Joseph received the same time in solitary confinement as Ngoyi due to the ‘state of emergency’ claimed by the Nationalist government after the Sharpeville incident. Joseph had more freedoms during the trial, including access to her own car that she would use to transport herself and other accused who worked locally, whereas others had to be transported in an overfilled bus from the non-white townships they had been sequestered in over fifty miles away. Joseph was found not guilty in 1961 and permitted to return to everyday life.
After the Treason Trial ended, Joseph began investigating individuals who had been exiled or banished during the Nationalist Party’s reign. Joseph and a few others reached out to them at first through letters, later on going on a tour to give financial aid to the people who had been banished and were barely escaping poverty.[78] This work did not go unnoticed by the government, which responded harshly. After her return from the tour, she was served with the first-ever house arrest in October 1962, to expire 31 October 1967.[79] While other white activists would be served with house arrest later on, Joseph was the only one for an extended period of time, likely due to her public involvement with FSAW and the anti-pass campaigns. Joseph was served with what came to be called ‘twelve-hour house arrest’. She could not leave her home at all on public holidays; she had to remain there from 2:30 pm on Saturday until 6:30 am the following Monday, and had only the twelve hours (6:30 am-6:30 pm) before she had to return home on weekdays. Joseph was prevented from attending any social gatherings and was required to report to the police station every day between midday and 2:00 pm. Failure to report to the police station within the two hours would result in a minimum sentence of twelve months in prison.[80]
Four days before her banning orders were set to expire, on 27 October 1967, Joseph received a visit from the security police who served her a ban renewal for another five years.[81] After the renewal of her house arrest, Joseph decided to register to earn the external Bachelor of Divinity degree from the University of London, something to take up her time while she was stuck at home. Many special arrangements had to be made for Joseph to take the examinations and submit the required forms.[82]
In 1971, Joseph began to receive death threats, more than she had been in the past, and in May of 1971, her dog managed to alert her to a bomb that had been attached to her front gate, to blow up her car when she opened it to leave. Joseph’s close brush with death brought to the forefront another issue she had been ignoring: a growing suspicion that she was suffering from breast cancer. While Joseph had been aware of the tumor and suspected its malignancy for a while, she had chosen not to seek treatment with the idea that her death might bring public attention to the cruelty of bannings and house arrests. However, after the incident with the bomb, she made the choice to go to the hospital and be operated on. Preparing to have surgery required multiple request forms to be submitted to the magistrate and various hoops to jump through. After her surgery, multiple publications criticized the government for keeping Joseph under house arrest, accusing them of cowardice and intense cruelty. As a result, Joseph’s house arrest was lifted early, and she entered a period of freedom.[83] Many times throughout her life, Helen Joseph received lighter punishment because of her race, and she used that privilege to continue helping others through her organization and leadership.

(Page layout parsing data)
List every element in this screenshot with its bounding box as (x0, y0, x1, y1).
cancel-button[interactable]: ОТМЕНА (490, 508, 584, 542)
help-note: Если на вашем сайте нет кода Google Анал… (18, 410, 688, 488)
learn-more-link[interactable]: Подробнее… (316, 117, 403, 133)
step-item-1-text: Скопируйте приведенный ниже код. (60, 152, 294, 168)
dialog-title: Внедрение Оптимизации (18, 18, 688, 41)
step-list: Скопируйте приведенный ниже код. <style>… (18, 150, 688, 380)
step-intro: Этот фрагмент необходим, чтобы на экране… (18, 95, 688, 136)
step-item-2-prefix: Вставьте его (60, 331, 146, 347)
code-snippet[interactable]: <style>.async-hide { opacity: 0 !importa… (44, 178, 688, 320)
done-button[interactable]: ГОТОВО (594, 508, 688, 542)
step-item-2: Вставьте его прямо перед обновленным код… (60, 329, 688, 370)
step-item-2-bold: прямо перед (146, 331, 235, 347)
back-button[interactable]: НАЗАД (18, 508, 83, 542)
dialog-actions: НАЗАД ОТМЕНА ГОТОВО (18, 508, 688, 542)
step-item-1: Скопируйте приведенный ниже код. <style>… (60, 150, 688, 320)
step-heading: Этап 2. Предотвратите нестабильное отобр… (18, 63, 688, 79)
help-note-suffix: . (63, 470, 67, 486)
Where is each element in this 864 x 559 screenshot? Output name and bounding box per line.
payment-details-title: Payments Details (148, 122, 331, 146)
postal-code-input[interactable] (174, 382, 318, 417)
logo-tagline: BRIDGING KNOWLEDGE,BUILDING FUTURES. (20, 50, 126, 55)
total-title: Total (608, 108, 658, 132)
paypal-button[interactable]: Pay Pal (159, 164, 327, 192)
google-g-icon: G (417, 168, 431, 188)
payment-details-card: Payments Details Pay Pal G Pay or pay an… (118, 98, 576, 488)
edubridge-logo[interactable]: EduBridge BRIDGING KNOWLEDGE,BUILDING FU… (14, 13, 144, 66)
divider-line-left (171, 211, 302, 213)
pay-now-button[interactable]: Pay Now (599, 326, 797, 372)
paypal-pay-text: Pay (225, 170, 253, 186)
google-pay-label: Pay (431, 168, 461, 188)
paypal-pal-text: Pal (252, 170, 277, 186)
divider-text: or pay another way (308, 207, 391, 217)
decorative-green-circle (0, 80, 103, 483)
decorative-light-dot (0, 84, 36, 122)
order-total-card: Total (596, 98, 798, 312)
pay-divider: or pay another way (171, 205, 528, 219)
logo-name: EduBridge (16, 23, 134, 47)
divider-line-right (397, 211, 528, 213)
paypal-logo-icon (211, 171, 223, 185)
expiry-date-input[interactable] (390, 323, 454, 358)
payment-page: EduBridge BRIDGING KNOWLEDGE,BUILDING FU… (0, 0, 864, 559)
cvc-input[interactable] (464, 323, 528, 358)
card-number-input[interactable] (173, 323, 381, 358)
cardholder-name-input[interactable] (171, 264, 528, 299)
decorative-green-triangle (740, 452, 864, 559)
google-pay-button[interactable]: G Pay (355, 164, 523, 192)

__Task requirements__
a - In the Helen Joseph text, what degree did Joseph register for after her house arrest was renewed?
b - List every restriction of Joseph's house arrest described in the Helen Joseph text.

__Response list__
a - She registered for the external Bachelor of Divinity degree from the University of London.

b -
- She could not leave her home at all on public holidays.
- She had to stay home from 2:30 pm on Saturday until 6:30 am the following Monday.
- On weekdays she could be out only between 6:30 am and 6:30 pm.
- She was prevented from attending any social gatherings.
- She had to report to the police station every day between midday and 2:00 pm.